- _GOAL OF THE EXERCISE_: Identify the lines that contain the string "evaluates", then copy each of them.

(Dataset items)
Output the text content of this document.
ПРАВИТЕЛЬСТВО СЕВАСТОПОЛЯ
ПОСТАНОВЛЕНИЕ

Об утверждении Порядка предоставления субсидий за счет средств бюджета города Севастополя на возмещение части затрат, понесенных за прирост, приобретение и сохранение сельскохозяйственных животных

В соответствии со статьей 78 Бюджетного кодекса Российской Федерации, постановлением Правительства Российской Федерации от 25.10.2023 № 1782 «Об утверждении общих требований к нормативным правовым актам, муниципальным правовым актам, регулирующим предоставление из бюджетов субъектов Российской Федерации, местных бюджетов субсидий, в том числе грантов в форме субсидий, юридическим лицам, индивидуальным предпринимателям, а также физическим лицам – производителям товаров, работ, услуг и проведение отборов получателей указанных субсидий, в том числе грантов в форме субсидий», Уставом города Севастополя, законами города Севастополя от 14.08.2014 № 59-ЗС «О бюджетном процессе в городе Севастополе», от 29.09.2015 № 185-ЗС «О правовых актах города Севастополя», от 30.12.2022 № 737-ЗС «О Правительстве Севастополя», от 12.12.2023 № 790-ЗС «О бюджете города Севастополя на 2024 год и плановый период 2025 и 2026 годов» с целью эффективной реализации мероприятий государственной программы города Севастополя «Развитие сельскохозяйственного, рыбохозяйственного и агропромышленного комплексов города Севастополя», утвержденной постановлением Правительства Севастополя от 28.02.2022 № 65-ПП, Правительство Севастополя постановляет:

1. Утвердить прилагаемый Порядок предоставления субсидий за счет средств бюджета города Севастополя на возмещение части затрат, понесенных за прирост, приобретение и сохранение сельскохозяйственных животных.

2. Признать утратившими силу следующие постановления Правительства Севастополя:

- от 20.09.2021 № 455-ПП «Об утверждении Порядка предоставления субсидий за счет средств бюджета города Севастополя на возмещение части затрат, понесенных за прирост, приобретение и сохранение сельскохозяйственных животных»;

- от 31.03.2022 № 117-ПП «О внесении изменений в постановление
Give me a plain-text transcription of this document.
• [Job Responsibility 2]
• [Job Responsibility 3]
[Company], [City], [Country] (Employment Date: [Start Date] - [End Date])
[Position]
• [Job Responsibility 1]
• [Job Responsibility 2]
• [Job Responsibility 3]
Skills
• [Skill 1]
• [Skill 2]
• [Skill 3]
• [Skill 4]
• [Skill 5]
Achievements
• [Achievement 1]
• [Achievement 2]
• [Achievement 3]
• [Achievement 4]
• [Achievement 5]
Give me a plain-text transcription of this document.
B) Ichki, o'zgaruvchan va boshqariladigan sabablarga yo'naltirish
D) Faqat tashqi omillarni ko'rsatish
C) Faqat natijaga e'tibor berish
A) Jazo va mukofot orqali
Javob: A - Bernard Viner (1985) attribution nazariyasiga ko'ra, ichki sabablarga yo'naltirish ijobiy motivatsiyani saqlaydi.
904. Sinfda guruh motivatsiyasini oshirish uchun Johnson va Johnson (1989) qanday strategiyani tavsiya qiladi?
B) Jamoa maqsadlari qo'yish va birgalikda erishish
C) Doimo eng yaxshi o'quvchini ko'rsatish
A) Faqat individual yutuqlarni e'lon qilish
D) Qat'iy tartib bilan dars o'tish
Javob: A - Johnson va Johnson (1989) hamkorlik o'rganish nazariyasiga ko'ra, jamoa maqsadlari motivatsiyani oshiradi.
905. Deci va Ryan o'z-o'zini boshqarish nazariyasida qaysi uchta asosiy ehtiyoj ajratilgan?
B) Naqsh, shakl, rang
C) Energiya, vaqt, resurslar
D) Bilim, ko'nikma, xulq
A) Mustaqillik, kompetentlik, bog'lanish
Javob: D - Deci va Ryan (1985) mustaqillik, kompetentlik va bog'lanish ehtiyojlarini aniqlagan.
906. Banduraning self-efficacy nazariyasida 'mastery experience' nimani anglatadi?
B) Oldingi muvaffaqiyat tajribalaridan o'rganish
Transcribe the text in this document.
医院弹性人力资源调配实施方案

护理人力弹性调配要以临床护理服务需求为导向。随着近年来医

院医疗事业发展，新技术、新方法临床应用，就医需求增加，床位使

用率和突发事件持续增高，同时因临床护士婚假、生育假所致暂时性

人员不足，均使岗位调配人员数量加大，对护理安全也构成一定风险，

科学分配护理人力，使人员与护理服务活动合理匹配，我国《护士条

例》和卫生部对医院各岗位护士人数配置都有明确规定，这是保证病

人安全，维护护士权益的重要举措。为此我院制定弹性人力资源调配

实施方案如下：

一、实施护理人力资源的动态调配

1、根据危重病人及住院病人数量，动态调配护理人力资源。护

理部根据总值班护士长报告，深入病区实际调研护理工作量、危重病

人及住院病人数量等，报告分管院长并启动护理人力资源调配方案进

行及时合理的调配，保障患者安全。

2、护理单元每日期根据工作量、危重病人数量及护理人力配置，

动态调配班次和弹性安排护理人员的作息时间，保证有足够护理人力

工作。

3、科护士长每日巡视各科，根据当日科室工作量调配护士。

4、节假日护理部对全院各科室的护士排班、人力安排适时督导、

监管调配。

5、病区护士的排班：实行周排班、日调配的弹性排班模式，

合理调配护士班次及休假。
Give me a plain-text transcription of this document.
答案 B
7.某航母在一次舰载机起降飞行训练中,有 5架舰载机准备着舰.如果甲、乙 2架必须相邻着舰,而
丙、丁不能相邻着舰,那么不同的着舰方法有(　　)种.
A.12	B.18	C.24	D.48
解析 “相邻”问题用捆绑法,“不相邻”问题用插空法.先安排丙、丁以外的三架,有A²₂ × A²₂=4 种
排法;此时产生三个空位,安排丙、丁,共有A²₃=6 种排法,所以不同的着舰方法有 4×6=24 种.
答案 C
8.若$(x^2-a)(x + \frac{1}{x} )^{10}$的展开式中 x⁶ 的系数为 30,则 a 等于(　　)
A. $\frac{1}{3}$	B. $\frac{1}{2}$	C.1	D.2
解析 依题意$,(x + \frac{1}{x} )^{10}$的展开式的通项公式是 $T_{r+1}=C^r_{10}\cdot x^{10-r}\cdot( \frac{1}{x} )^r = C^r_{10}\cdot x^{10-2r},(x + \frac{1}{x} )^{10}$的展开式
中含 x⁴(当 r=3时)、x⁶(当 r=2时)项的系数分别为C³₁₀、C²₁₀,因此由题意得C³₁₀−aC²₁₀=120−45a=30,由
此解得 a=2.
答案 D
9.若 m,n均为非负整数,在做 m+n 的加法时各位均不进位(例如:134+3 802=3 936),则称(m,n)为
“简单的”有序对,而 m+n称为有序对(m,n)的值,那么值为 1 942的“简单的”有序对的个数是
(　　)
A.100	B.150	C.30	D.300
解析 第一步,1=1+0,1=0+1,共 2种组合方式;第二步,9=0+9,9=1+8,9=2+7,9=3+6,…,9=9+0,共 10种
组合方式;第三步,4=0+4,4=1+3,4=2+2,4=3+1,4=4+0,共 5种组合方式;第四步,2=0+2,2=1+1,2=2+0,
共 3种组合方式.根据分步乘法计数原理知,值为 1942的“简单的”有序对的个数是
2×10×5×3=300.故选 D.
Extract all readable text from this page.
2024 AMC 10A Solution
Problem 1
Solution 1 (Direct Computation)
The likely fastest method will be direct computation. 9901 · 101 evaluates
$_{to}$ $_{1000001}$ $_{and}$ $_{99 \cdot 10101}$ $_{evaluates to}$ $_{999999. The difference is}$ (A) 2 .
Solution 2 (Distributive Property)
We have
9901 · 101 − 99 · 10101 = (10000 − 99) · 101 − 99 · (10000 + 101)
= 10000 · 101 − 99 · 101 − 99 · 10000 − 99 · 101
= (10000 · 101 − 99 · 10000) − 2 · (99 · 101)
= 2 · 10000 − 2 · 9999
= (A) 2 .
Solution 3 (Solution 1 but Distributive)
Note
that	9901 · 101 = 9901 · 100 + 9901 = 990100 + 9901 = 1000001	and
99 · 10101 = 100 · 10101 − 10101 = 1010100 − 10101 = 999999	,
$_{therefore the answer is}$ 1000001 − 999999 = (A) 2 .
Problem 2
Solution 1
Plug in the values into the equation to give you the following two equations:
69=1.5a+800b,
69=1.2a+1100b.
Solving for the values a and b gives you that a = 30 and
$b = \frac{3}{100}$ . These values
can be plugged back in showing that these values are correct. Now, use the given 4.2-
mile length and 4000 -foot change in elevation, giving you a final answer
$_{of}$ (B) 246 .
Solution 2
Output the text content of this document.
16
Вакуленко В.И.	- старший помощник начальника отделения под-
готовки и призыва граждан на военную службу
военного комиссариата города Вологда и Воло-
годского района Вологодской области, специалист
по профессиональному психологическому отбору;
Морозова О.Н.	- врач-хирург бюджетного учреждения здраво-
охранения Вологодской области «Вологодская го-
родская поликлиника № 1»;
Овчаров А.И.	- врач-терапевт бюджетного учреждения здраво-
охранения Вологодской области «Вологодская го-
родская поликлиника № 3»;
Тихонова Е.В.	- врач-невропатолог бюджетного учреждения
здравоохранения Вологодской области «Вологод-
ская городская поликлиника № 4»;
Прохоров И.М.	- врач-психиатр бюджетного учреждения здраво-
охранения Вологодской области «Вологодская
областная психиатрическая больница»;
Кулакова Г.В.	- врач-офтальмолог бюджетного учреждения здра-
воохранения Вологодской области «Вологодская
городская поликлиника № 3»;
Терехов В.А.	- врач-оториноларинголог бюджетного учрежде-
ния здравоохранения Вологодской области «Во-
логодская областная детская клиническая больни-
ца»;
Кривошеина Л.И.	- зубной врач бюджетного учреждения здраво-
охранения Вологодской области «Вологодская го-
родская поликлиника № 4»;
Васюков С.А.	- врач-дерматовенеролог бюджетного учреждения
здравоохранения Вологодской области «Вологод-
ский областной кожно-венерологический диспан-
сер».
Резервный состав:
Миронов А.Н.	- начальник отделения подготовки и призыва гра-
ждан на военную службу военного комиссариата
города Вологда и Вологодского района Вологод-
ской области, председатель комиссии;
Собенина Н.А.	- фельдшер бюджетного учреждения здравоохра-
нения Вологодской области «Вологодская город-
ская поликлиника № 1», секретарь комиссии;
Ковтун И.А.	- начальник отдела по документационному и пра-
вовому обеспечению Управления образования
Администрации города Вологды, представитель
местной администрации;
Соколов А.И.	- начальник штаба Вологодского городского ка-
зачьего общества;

- _TASK OUTPUT_:
The likely fastest method will be direct computation. 9901 · 101 evaluates
$_{to}$ $_{1000001}$ $_{and}$ $_{99 \cdot 10101}$ $_{evaluates to}$ $_{999999. The difference is}$ (A) 2 .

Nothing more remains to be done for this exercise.